Answer these questions from the page on docstring coverage and staleness:
(a) Which command-line flag makes the tool compare @verified tags against git history?
(b) What does the -v option add to the coverage report?
(c) Which directories does the tool scan for TypeScript?
---- SELECTION
Skip to content

Docstring Coverage & Staleness

A cross-language tool for measuring documentation coverage and tracking docstring freshness across the codebase.

scripts/development/lint/docstring_coverage.py

Quick start

# Coverage report (all languages)
python3 scripts/development/lint/docstring_coverage.py

# Verbose — show each undocumented item with file:line
python3 scripts/development/lint/docstring_coverage.py -v

# Staleness analysis — compare @verified tags against git history
python3 scripts/development/lint/docstring_coverage.py --staleness

# CI gate — fail if coverage drops below threshold
python3 scripts/development/lint/docstring_coverage.py --fail-under 80

What it scans

Language Directories Scanner
Python api/app/ interrogate (AST), or built-in ast fallback
TypeScript web/src/, cli/src/ Built-in regex
Rust graph-accel/core/src/, graph-accel/ext/src/ Built-in regex

What counts as "documentable"
--------
---- INFORMATION SUPPLIED
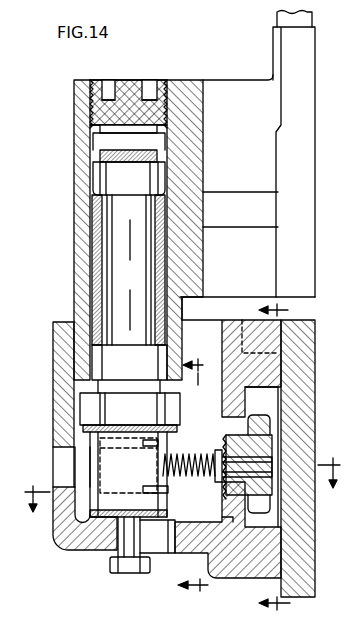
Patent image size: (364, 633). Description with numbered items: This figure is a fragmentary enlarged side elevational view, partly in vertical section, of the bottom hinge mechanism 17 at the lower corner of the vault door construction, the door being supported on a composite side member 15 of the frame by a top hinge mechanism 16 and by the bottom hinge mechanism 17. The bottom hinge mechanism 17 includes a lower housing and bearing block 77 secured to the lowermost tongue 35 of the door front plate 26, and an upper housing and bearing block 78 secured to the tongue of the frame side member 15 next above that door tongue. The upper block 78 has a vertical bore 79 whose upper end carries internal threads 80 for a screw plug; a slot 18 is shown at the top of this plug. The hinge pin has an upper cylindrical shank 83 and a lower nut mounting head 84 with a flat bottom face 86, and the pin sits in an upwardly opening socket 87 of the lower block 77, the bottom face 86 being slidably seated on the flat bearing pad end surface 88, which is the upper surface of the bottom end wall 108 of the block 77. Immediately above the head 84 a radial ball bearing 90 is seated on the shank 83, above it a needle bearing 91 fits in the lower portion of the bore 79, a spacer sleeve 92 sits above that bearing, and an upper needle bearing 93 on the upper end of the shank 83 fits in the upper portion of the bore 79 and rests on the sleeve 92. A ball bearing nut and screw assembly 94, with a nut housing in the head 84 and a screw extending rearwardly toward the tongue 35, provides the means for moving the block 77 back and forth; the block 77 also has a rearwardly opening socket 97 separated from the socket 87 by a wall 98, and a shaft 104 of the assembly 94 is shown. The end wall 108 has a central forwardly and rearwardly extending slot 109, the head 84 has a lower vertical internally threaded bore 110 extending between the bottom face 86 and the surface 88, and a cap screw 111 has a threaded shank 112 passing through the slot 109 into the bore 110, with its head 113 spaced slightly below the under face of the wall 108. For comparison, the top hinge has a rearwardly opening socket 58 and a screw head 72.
--------
== RESPONSE TO THE TASK ==
(a) --staleness
(b) It shows each undocumented item with its file and line.
(c) web/src/ and cli/src/